* [Problem statement]
Your answer should be only a number: how many lines include the word "cake".

* [Stored data]
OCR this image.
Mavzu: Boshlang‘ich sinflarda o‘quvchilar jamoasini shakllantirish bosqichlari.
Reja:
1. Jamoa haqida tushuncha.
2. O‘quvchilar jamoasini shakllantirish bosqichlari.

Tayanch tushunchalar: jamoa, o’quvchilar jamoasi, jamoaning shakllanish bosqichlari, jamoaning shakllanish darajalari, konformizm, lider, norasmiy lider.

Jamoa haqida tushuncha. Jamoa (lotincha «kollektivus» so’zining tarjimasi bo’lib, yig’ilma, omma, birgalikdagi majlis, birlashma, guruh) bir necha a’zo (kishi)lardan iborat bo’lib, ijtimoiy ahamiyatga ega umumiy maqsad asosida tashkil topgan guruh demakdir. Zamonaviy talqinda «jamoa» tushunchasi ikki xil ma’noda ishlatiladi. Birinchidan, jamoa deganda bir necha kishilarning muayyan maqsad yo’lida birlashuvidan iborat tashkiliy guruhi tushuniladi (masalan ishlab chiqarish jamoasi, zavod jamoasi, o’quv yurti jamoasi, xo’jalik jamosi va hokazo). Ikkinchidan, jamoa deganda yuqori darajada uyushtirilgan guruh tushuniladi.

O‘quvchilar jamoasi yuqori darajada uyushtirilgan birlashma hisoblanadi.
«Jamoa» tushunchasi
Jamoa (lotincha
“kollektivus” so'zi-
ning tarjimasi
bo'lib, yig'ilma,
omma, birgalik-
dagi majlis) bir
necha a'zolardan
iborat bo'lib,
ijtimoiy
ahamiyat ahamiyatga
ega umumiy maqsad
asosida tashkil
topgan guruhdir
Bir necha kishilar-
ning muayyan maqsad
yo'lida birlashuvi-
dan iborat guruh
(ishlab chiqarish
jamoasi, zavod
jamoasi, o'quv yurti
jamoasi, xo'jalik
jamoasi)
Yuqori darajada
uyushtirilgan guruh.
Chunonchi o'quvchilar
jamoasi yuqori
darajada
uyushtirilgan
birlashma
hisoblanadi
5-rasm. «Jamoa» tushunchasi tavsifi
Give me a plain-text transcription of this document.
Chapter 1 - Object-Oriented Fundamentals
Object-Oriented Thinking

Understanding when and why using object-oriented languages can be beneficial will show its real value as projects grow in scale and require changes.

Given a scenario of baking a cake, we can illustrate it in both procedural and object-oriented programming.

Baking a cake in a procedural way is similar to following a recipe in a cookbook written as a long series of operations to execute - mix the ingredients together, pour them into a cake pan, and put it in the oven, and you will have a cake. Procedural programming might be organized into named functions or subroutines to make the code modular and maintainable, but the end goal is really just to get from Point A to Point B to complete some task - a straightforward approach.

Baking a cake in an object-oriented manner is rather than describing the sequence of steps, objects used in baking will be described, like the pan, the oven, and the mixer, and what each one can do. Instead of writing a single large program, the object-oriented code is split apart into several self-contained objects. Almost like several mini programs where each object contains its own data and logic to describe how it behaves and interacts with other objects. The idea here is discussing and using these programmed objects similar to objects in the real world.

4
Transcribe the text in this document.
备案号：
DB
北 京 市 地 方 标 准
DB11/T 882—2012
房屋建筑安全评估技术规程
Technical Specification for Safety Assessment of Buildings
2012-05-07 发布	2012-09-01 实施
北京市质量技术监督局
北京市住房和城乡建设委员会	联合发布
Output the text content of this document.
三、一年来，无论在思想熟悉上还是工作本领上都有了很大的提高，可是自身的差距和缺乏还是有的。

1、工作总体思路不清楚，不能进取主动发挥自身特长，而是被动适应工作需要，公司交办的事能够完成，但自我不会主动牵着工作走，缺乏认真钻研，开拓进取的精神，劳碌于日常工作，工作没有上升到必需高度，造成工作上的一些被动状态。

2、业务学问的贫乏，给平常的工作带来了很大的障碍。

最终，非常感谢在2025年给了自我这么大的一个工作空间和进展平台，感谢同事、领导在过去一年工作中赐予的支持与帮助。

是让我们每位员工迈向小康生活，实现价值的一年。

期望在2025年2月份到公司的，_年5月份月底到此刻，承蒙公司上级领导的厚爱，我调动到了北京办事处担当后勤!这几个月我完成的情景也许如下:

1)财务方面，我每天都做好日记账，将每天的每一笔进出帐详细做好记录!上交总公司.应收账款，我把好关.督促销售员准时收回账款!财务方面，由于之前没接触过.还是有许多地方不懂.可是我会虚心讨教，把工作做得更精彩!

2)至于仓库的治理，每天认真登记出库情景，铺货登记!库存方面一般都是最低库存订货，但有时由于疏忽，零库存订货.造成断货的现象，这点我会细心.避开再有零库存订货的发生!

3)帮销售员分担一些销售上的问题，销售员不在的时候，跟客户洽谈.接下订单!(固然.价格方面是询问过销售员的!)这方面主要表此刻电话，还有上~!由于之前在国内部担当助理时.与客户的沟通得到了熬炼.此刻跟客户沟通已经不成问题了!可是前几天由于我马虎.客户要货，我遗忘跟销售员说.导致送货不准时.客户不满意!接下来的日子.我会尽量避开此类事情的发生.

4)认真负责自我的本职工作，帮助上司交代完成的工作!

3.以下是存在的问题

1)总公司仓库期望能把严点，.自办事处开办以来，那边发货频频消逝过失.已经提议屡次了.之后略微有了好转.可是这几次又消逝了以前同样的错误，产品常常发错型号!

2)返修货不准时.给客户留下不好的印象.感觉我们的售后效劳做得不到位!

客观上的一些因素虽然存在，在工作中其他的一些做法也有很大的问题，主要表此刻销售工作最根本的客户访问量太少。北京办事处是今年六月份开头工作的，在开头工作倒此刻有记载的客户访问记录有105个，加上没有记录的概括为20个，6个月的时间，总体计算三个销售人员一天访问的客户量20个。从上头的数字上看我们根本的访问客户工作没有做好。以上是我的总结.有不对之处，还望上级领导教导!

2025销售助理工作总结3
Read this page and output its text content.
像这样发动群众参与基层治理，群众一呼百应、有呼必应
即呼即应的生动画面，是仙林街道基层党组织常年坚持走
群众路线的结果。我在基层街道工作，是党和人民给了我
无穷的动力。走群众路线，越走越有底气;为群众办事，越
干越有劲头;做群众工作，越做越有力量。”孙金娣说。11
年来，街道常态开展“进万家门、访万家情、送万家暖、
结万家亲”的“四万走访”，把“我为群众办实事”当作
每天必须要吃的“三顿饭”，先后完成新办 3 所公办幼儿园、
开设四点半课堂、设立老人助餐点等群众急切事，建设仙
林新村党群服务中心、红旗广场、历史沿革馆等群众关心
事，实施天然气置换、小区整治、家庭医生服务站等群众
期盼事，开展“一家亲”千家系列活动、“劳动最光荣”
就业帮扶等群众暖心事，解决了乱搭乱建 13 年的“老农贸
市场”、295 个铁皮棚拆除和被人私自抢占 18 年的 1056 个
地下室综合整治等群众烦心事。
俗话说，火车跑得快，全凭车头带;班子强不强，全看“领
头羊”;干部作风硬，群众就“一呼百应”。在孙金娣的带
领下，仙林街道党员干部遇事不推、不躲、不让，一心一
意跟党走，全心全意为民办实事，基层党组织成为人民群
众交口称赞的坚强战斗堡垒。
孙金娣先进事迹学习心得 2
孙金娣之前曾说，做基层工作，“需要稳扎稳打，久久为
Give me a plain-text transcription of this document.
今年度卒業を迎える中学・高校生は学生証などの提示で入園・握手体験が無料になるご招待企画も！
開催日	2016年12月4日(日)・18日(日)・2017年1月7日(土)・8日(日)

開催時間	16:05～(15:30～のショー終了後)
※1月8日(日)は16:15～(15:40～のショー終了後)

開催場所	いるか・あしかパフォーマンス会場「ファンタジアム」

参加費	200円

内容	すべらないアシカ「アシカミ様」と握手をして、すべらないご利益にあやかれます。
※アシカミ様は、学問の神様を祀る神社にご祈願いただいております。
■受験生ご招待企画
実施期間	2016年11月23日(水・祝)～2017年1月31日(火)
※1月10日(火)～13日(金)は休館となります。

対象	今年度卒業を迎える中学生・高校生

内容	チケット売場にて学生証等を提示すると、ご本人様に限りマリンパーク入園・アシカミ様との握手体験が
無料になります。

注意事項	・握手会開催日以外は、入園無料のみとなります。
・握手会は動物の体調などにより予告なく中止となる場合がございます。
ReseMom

* [Answer to this task]
3